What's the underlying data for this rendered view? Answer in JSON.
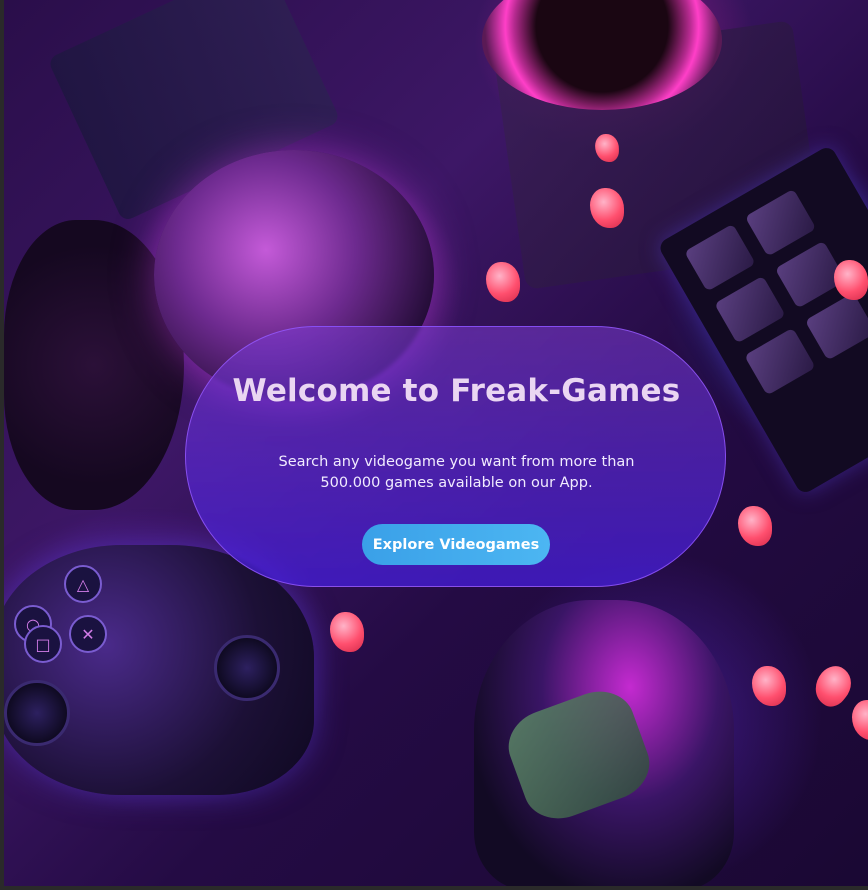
{
  "hero": {
    "title": "Welcome to Freak-Games",
    "description": "Search any videogame you want from more than 500.000 games available on our App.",
    "cta_label": "Explore Videogames"
  },
  "colors": {
    "accent": "#3aa0e8",
    "panel": "#5a2ad0",
    "background": "#2a0e4a"
  },
  "controller": {
    "buttons": [
      "△",
      "○",
      "□",
      "✕"
    ]
  }
}
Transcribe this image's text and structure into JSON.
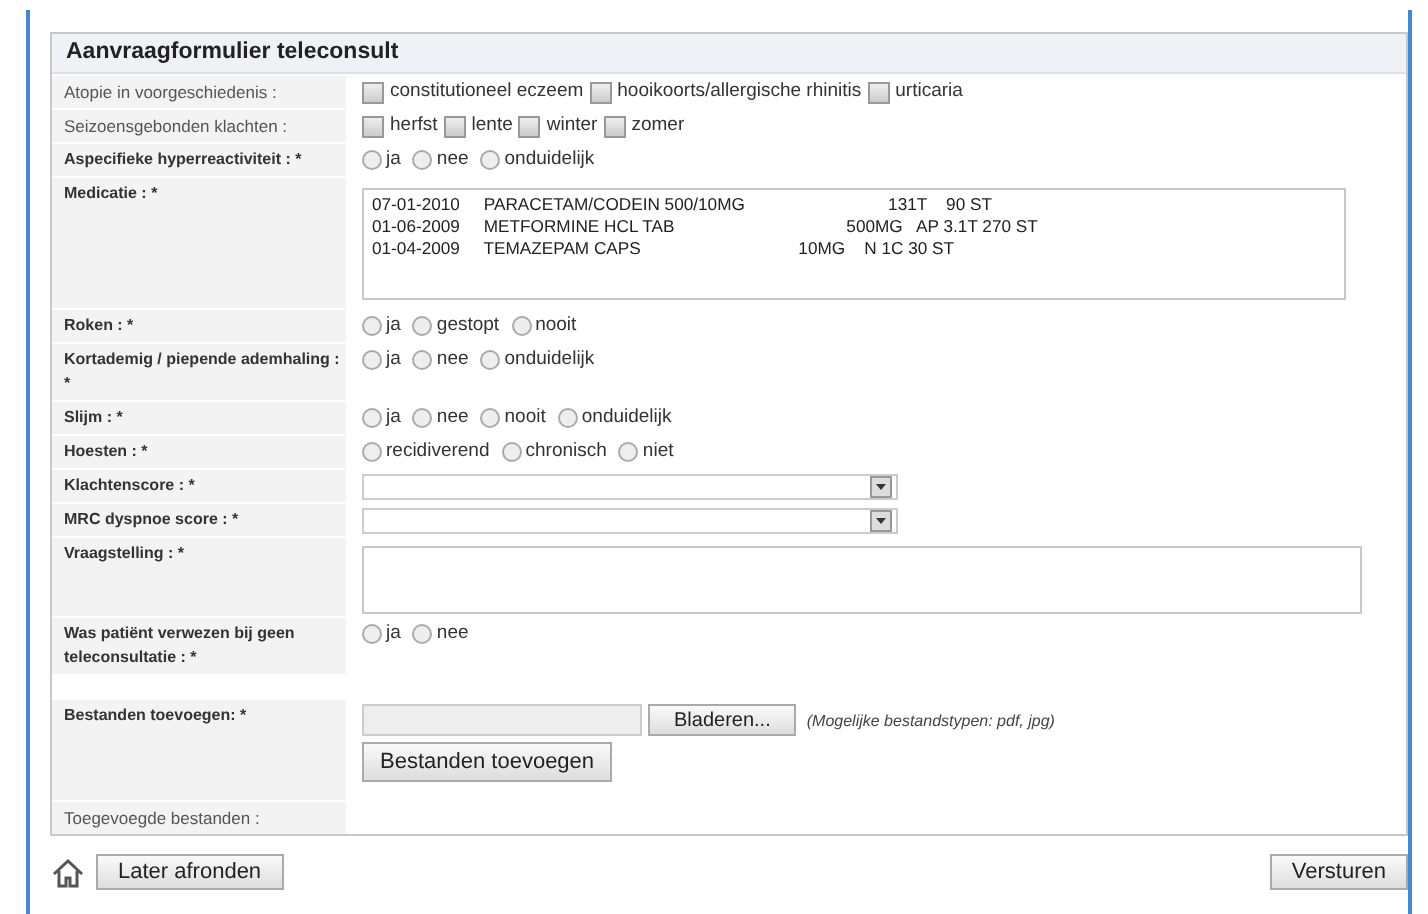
{
  "form": {
    "title": "Aanvraagformulier teleconsult",
    "rows": [
      {
        "kind": "checkboxes",
        "label": "Atopie in voorgeschiedenis :",
        "required": false,
        "options": [
          {
            "label": "constitutioneel eczeem",
            "checked": false
          },
          {
            "label": "hooikoorts/allergische rhinitis",
            "checked": false
          },
          {
            "label": "urticaria",
            "checked": false
          }
        ]
      },
      {
        "kind": "checkboxes",
        "label": "Seizoensgebonden klachten :",
        "required": false,
        "options": [
          {
            "label": "herfst",
            "checked": false
          },
          {
            "label": "lente",
            "checked": false
          },
          {
            "label": "winter",
            "checked": false
          },
          {
            "label": "zomer",
            "checked": false
          }
        ]
      },
      {
        "kind": "radios",
        "label": "Aspecifieke hyperreactiviteit : *",
        "required": true,
        "options": [
          {
            "label": "ja",
            "selected": false
          },
          {
            "label": "nee",
            "selected": false
          },
          {
            "label": "onduidelijk",
            "selected": false
          }
        ]
      },
      {
        "kind": "textarea",
        "label": "Medicatie : *",
        "required": true,
        "value": "07-01-2010     PARACETAM/CODEIN 500/10MG                              131T    90 ST\n01-06-2009     METFORMINE HCL TAB                                    500MG   AP 3.1T 270 ST\n01-04-2009     TEMAZEPAM CAPS                                 10MG    N 1C 30 ST"
      },
      {
        "kind": "radios",
        "label": "Roken : *",
        "required": true,
        "options": [
          {
            "label": "ja",
            "selected": false
          },
          {
            "label": "gestopt",
            "selected": false
          },
          {
            "label": "nooit",
            "selected": false
          }
        ]
      },
      {
        "kind": "radios",
        "label": "Kortademig / piepende ademhaling : *",
        "required": true,
        "options": [
          {
            "label": "ja",
            "selected": false
          },
          {
            "label": "nee",
            "selected": false
          },
          {
            "label": "onduidelijk",
            "selected": false
          }
        ]
      },
      {
        "kind": "radios",
        "label": "Slijm : *",
        "required": true,
        "options": [
          {
            "label": "ja",
            "selected": false
          },
          {
            "label": "nee",
            "selected": false
          },
          {
            "label": "nooit",
            "selected": false
          },
          {
            "label": "onduidelijk",
            "selected": false
          }
        ]
      },
      {
        "kind": "radios",
        "label": "Hoesten : *",
        "required": true,
        "options": [
          {
            "label": "recidiverend",
            "selected": false
          },
          {
            "label": "chronisch",
            "selected": false
          },
          {
            "label": "niet",
            "selected": false
          }
        ]
      },
      {
        "kind": "select",
        "label": "Klachtenscore : *",
        "required": true
      },
      {
        "kind": "select",
        "label": "MRC dyspnoe score : *",
        "required": true
      },
      {
        "kind": "question",
        "label": "Vraagstelling : *",
        "required": true
      },
      {
        "kind": "radios",
        "label": "Was patiënt verwezen bij geen teleconsultatie : *",
        "required": true,
        "options": [
          {
            "label": "ja",
            "selected": false
          },
          {
            "label": "nee",
            "selected": false
          }
        ]
      },
      {
        "kind": "file",
        "label": "Bestanden toevoegen: *",
        "required": true,
        "browse": "Bladeren...",
        "hint": "(Mogelijke bestandstypen: pdf, jpg)",
        "add": "Bestanden toevoegen"
      },
      {
        "kind": "empty",
        "label": "Toegevoegde bestanden :",
        "required": false
      }
    ]
  },
  "footer": {
    "later": "Later afronden",
    "send": "Versturen"
  }
}
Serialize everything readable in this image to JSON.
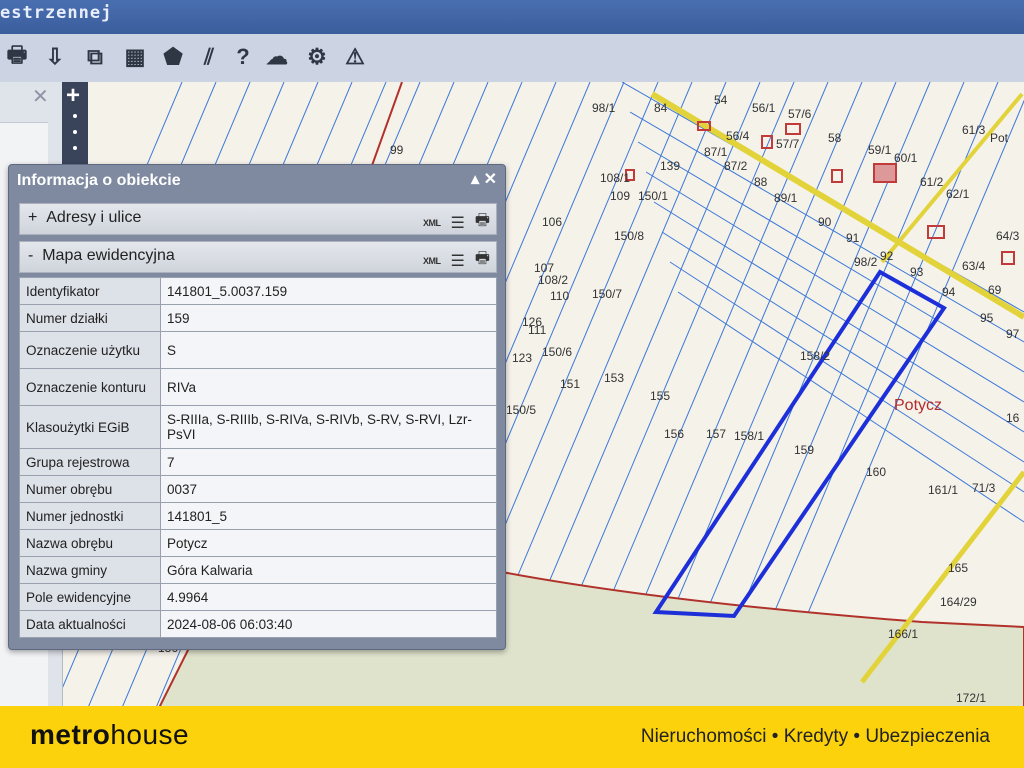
{
  "window": {
    "title": "estrzennej"
  },
  "toolbar": {
    "icons": [
      "print-icon",
      "pointer-icon",
      "layers-icon",
      "layout-icon",
      "shape-icon",
      "hatch-icon",
      "help-icon",
      "cloud-upload-icon",
      "settings-icon",
      "warning-icon"
    ]
  },
  "map": {
    "parcels": [
      "99",
      "98/1",
      "84",
      "54",
      "56/1",
      "57/6",
      "58",
      "59/1",
      "60/1",
      "61/3",
      "Pot",
      "87/1",
      "56/4",
      "57/7",
      "61/2",
      "62/1",
      "139",
      "87/2",
      "88",
      "108/1",
      "109",
      "150/1",
      "89/1",
      "90",
      "91",
      "64/3",
      "106",
      "150/8",
      "92",
      "98/2",
      "93",
      "63/4",
      "107",
      "108/2",
      "110",
      "150/7",
      "94",
      "69",
      "95",
      "97",
      "126",
      "111",
      "123",
      "150/6",
      "151",
      "153",
      "155",
      "158/2",
      "150/5",
      "156",
      "157",
      "158/1",
      "159",
      "160",
      "161/1",
      "71/3",
      "165",
      "164/29",
      "166/1",
      "136",
      "172/1",
      "16"
    ],
    "place_label": "Potycz"
  },
  "panel": {
    "title": "Informacja o obiekcie",
    "sections": [
      {
        "prefix": "+",
        "label": "Adresy i ulice",
        "xml": "XML"
      },
      {
        "prefix": "-",
        "label": "Mapa ewidencyjna",
        "xml": "XML"
      }
    ],
    "rows": [
      {
        "k": "Identyfikator",
        "v": "141801_5.0037.159"
      },
      {
        "k": "Numer działki",
        "v": "159"
      },
      {
        "k": "Oznaczenie użytku",
        "v": "S"
      },
      {
        "k": "Oznaczenie konturu",
        "v": "RIVa"
      },
      {
        "k": "Klasoużytki EGiB",
        "v": "S-RIIIa, S-RIIIb, S-RIVa, S-RIVb, S-RV, S-RVI, Lzr-PsVI"
      },
      {
        "k": "Grupa rejestrowa",
        "v": "7"
      },
      {
        "k": "Numer obrębu",
        "v": "0037"
      },
      {
        "k": "Numer jednostki",
        "v": "141801_5"
      },
      {
        "k": "Nazwa obrębu",
        "v": "Potycz"
      },
      {
        "k": "Nazwa gminy",
        "v": "Góra Kalwaria"
      },
      {
        "k": "Pole ewidencyjne",
        "v": "4.9964"
      },
      {
        "k": "Data aktualności",
        "v": "2024-08-06 06:03:40"
      }
    ]
  },
  "watermark": "metro",
  "footer": {
    "logo_a": "metr",
    "logo_b": "o",
    "logo_c": "house",
    "tagline": "Nieruchomości • Kredyty • Ubezpieczenia"
  }
}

Your goal:
Leave out all images, then reproduce the entries above exactly.

The solution:
What's the underlying data for this rendered view? Answer in JSON.
{
  "hero": {
    "title": "Welcome to Freak-Games",
    "description": "Search any videogame you want from more than 500.000 games available on our App.",
    "cta_label": "Explore Videogames"
  },
  "colors": {
    "accent": "#3aa0e8",
    "panel": "#5a2ad0",
    "background": "#2a0e4a"
  },
  "controller": {
    "buttons": [
      "△",
      "○",
      "□",
      "✕"
    ]
  }
}
Transcribe this image's text and structure into JSON.
{
  "form": {
    "title": "Aanvraagformulier teleconsult",
    "rows": [
      {
        "kind": "checkboxes",
        "label": "Atopie in voorgeschiedenis :",
        "required": false,
        "options": [
          {
            "label": "constitutioneel eczeem",
            "checked": false
          },
          {
            "label": "hooikoorts/allergische rhinitis",
            "checked": false
          },
          {
            "label": "urticaria",
            "checked": false
          }
        ]
      },
      {
        "kind": "checkboxes",
        "label": "Seizoensgebonden klachten :",
        "required": false,
        "options": [
          {
            "label": "herfst",
            "checked": false
          },
          {
            "label": "lente",
            "checked": false
          },
          {
            "label": "winter",
            "checked": false
          },
          {
            "label": "zomer",
            "checked": false
          }
        ]
      },
      {
        "kind": "radios",
        "label": "Aspecifieke hyperreactiviteit : *",
        "required": true,
        "options": [
          {
            "label": "ja",
            "selected": false
          },
          {
            "label": "nee",
            "selected": false
          },
          {
            "label": "onduidelijk",
            "selected": false
          }
        ]
      },
      {
        "kind": "textarea",
        "label": "Medicatie : *",
        "required": true,
        "value": "07-01-2010     PARACETAM/CODEIN 500/10MG                              131T    90 ST\n01-06-2009     METFORMINE HCL TAB                                    500MG   AP 3.1T 270 ST\n01-04-2009     TEMAZEPAM CAPS                                 10MG    N 1C 30 ST"
      },
      {
        "kind": "radios",
        "label": "Roken : *",
        "required": true,
        "options": [
          {
            "label": "ja",
            "selected": false
          },
          {
            "label": "gestopt",
            "selected": false
          },
          {
            "label": "nooit",
            "selected": false
          }
        ]
      },
      {
        "kind": "radios",
        "label": "Kortademig / piepende ademhaling : *",
        "required": true,
        "options": [
          {
            "label": "ja",
            "selected": false
          },
          {
            "label": "nee",
            "selected": false
          },
          {
            "label": "onduidelijk",
            "selected": false
          }
        ]
      },
      {
        "kind": "radios",
        "label": "Slijm : *",
        "required": true,
        "options": [
          {
            "label": "ja",
            "selected": false
          },
          {
            "label": "nee",
            "selected": false
          },
          {
            "label": "nooit",
            "selected": false
          },
          {
            "label": "onduidelijk",
            "selected": false
          }
        ]
      },
      {
        "kind": "radios",
        "label": "Hoesten : *",
        "required": true,
        "options": [
          {
            "label": "recidiverend",
            "selected": false
          },
          {
            "label": "chronisch",
            "selected": false
          },
          {
            "label": "niet",
            "selected": false
          }
        ]
      },
      {
        "kind": "select",
        "label": "Klachtenscore : *",
        "required": true
      },
      {
        "kind": "select",
        "label": "MRC dyspnoe score : *",
        "required": true
      },
      {
        "kind": "question",
        "label": "Vraagstelling : *",
        "required": true
      },
      {
        "kind": "radios",
        "label": "Was patiënt verwezen bij geen teleconsultatie : *",
        "required": true,
        "options": [
          {
            "label": "ja",
            "selected": false
          },
          {
            "label": "nee",
            "selected": false
          }
        ]
      },
      {
        "kind": "file",
        "label": "Bestanden toevoegen: *",
        "required": true,
        "browse": "Bladeren...",
        "hint": "(Mogelijke bestandstypen: pdf, jpg)",
        "add": "Bestanden toevoegen"
      },
      {
        "kind": "empty",
        "label": "Toegevoegde bestanden :",
        "required": false
      }
    ]
  },
  "footer": {
    "later": "Later afronden",
    "send": "Versturen"
  }
}
Serialize everything readable in this image to JSON.
{
  "window": {
    "title": "estrzennej"
  },
  "toolbar": {
    "icons": [
      "print-icon",
      "pointer-icon",
      "layers-icon",
      "layout-icon",
      "shape-icon",
      "hatch-icon",
      "help-icon",
      "cloud-upload-icon",
      "settings-icon",
      "warning-icon"
    ]
  },
  "map": {
    "parcels": [
      "99",
      "98/1",
      "84",
      "54",
      "56/1",
      "57/6",
      "58",
      "59/1",
      "60/1",
      "61/3",
      "Pot",
      "87/1",
      "56/4",
      "57/7",
      "61/2",
      "62/1",
      "139",
      "87/2",
      "88",
      "108/1",
      "109",
      "150/1",
      "89/1",
      "90",
      "91",
      "64/3",
      "106",
      "150/8",
      "92",
      "98/2",
      "93",
      "63/4",
      "107",
      "108/2",
      "110",
      "150/7",
      "94",
      "69",
      "95",
      "97",
      "126",
      "111",
      "123",
      "150/6",
      "151",
      "153",
      "155",
      "158/2",
      "150/5",
      "156",
      "157",
      "158/1",
      "159",
      "160",
      "161/1",
      "71/3",
      "165",
      "164/29",
      "166/1",
      "136",
      "172/1",
      "16"
    ],
    "place_label": "Potycz"
  },
  "panel": {
    "title": "Informacja o obiekcie",
    "sections": [
      {
        "prefix": "+",
        "label": "Adresy i ulice",
        "xml": "XML"
      },
      {
        "prefix": "-",
        "label": "Mapa ewidencyjna",
        "xml": "XML"
      }
    ],
    "rows": [
      {
        "k": "Identyfikator",
        "v": "141801_5.0037.159"
      },
      {
        "k": "Numer działki",
        "v": "159"
      },
      {
        "k": "Oznaczenie użytku",
        "v": "S"
      },
      {
        "k": "Oznaczenie konturu",
        "v": "RIVa"
      },
      {
        "k": "Klasoużytki EGiB",
        "v": "S-RIIIa, S-RIIIb, S-RIVa, S-RIVb, S-RV, S-RVI, Lzr-PsVI"
      },
      {
        "k": "Grupa rejestrowa",
        "v": "7"
      },
      {
        "k": "Numer obrębu",
        "v": "0037"
      },
      {
        "k": "Numer jednostki",
        "v": "141801_5"
      },
      {
        "k": "Nazwa obrębu",
        "v": "Potycz"
      },
      {
        "k": "Nazwa gminy",
        "v": "Góra Kalwaria"
      },
      {
        "k": "Pole ewidencyjne",
        "v": "4.9964"
      },
      {
        "k": "Data aktualności",
        "v": "2024-08-06 06:03:40"
      }
    ]
  },
  "watermark": "metro",
  "footer": {
    "logo_a": "metr",
    "logo_b": "o",
    "logo_c": "house",
    "tagline": "Nieruchomości • Kredyty • Ubezpieczenia"
  }
}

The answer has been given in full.